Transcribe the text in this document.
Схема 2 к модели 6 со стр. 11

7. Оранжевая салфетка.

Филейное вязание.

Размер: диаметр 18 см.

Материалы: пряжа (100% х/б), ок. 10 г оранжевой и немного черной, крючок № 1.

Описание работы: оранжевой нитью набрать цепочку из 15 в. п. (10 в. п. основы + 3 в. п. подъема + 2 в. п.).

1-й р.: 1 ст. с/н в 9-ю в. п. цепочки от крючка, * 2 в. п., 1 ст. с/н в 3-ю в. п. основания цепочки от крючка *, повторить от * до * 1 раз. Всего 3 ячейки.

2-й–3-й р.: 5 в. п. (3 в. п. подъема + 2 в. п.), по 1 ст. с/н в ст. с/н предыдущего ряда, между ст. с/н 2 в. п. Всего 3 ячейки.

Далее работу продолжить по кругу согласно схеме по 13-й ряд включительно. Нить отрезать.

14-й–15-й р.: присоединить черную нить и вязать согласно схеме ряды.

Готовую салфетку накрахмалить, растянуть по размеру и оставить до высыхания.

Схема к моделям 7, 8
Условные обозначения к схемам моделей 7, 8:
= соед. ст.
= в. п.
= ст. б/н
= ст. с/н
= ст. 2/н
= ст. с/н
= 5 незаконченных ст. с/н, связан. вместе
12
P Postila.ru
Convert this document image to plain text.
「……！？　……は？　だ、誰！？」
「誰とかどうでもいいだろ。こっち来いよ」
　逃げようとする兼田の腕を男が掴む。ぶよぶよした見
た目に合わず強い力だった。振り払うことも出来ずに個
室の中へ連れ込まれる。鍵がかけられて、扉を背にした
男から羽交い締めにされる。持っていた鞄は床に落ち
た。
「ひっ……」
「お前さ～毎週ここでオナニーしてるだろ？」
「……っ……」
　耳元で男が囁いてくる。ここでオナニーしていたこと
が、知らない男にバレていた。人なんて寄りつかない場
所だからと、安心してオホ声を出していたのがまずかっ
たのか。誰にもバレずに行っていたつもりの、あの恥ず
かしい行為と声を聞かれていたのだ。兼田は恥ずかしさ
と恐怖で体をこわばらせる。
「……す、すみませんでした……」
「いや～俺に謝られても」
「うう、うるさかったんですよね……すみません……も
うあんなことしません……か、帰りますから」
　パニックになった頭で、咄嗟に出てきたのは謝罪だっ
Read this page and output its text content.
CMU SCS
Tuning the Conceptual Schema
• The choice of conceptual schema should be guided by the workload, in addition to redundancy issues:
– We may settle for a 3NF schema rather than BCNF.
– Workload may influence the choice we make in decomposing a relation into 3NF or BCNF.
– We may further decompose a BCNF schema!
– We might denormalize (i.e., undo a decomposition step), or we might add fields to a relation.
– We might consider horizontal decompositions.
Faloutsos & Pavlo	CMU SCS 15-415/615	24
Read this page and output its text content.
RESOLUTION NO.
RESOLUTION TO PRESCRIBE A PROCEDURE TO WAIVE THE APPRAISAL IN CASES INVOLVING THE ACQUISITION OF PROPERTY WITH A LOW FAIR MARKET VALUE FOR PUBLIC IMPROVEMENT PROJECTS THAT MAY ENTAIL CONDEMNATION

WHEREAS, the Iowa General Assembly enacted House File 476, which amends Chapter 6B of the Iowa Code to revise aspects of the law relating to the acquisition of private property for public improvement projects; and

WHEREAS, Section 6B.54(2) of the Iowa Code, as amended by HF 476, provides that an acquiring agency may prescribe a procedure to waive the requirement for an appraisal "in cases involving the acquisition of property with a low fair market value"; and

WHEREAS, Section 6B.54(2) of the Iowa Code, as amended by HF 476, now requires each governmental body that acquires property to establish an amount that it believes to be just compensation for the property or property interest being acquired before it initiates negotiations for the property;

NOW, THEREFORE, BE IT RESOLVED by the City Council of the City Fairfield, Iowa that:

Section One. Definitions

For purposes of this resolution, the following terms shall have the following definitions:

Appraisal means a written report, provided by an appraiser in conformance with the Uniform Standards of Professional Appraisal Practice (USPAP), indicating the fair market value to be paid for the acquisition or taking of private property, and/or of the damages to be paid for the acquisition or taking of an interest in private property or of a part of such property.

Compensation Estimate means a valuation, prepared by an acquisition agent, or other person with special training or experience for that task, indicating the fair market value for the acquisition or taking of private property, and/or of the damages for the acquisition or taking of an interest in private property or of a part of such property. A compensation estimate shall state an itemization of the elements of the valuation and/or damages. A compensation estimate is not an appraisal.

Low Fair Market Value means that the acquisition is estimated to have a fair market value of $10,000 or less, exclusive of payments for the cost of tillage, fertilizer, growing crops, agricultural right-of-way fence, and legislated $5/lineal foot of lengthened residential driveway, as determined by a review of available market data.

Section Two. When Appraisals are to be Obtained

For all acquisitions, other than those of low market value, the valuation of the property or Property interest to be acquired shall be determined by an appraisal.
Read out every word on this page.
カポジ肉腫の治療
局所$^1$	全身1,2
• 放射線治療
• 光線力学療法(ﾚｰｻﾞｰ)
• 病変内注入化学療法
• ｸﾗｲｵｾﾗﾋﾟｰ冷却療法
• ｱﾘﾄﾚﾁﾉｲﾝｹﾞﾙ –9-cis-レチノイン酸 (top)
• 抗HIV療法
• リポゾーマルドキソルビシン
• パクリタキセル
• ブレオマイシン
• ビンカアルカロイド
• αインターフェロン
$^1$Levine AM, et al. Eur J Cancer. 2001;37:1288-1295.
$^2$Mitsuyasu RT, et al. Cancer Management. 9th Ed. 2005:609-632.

.....

Given request: Each line that holds the word "this" is to be copied.

Solution to the exercise:
Transcribe the text in this document.
Convert this document image to plain text.
Read this page and output its text content.
Read this page and output its text content.
For purposes of this resolution, the following terms shall have the following definitions:
Read out every word on this page.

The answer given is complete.